Written problem: Repeat the data verbatim.

Raw data:
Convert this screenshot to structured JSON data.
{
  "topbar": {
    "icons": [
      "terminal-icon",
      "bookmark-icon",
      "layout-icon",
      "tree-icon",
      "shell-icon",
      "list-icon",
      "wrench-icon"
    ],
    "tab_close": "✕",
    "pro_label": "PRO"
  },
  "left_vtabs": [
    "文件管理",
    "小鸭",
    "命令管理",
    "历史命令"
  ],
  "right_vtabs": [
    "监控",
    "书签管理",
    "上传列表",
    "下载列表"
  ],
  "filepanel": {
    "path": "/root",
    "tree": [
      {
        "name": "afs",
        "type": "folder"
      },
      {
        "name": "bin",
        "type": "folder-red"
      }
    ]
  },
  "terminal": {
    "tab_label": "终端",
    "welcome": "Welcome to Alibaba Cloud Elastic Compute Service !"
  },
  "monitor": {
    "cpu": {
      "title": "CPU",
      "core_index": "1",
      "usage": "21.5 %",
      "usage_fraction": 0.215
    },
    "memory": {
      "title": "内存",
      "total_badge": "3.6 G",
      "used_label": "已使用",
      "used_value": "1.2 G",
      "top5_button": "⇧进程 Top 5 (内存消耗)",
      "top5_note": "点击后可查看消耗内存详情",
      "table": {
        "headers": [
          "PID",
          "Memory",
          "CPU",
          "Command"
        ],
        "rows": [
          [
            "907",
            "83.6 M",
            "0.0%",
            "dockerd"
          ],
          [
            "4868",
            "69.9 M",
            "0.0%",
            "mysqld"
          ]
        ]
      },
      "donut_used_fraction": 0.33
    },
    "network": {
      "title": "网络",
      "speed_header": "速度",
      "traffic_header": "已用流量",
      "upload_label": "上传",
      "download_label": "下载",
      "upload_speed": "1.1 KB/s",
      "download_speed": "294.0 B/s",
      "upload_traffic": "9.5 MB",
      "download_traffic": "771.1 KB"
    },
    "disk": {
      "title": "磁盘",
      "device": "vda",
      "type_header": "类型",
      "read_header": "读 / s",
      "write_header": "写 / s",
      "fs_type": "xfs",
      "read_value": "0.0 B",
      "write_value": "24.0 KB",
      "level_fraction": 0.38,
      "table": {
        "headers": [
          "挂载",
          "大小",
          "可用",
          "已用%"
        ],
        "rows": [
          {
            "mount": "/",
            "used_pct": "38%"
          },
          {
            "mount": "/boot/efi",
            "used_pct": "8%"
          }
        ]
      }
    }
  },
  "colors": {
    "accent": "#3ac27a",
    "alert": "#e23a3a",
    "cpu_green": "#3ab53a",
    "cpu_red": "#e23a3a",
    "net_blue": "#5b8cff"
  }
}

Task answer:
Convert this screenshot to structured JSON data.
{
  "topbar": {
    "icons": [
      "terminal-icon",
      "bookmark-icon",
      "layout-icon",
      "tree-icon",
      "shell-icon",
      "list-icon",
      "wrench-icon"
    ],
    "tab_close": "✕",
    "pro_label": "PRO"
  },
  "left_vtabs": [
    "文件管理",
    "小鸭",
    "命令管理",
    "历史命令"
  ],
  "right_vtabs": [
    "监控",
    "书签管理",
    "上传列表",
    "下载列表"
  ],
  "filepanel": {
    "path": "/root",
    "tree": [
      {
        "name": "afs",
        "type": "folder"
      },
      {
        "name": "bin",
        "type": "folder-red"
      }
    ]
  },
  "terminal": {
    "tab_label": "终端",
    "welcome": "Welcome to Alibaba Cloud Elastic Compute Service !"
  },
  "monitor": {
    "cpu": {
      "title": "CPU",
      "core_index": "1",
      "usage": "21.5 %",
      "usage_fraction": 0.215
    },
    "memory": {
      "title": "内存",
      "total_badge": "3.6 G",
      "used_label": "已使用",
      "used_value": "1.2 G",
      "top5_button": "⇧进程 Top 5 (内存消耗)",
      "top5_note": "点击后可查看消耗内存详情",
      "table": {
        "headers": [
          "PID",
          "Memory",
          "CPU",
          "Command"
        ],
        "rows": [
          [
            "907",
            "83.6 M",
            "0.0%",
            "dockerd"
          ],
          [
            "4868",
            "69.9 M",
            "0.0%",
            "mysqld"
          ]
        ]
      },
      "donut_used_fraction": 0.33
    },
    "network": {
      "title": "网络",
      "speed_header": "速度",
      "traffic_header": "已用流量",
      "upload_label": "上传",
      "download_label": "下载",
      "upload_speed": "1.1 KB/s",
      "download_speed": "294.0 B/s",
      "upload_traffic": "9.5 MB",
      "download_traffic": "771.1 KB"
    },
    "disk": {
      "title": "磁盘",
      "device": "vda",
      "type_header": "类型",
      "read_header": "读 / s",
      "write_header": "写 / s",
      "fs_type": "xfs",
      "read_value": "0.0 B",
      "write_value": "24.0 KB",
      "level_fraction": 0.38,
      "table": {
        "headers": [
          "挂载",
          "大小",
          "可用",
          "已用%"
        ],
        "rows": [
          {
            "mount": "/",
            "used_pct": "38%"
          },
          {
            "mount": "/boot/efi",
            "used_pct": "8%"
          }
        ]
      }
    }
  },
  "colors": {
    "accent": "#3ac27a",
    "alert": "#e23a3a",
    "cpu_green": "#3ab53a",
    "cpu_red": "#e23a3a",
    "net_blue": "#5b8cff"
  }
}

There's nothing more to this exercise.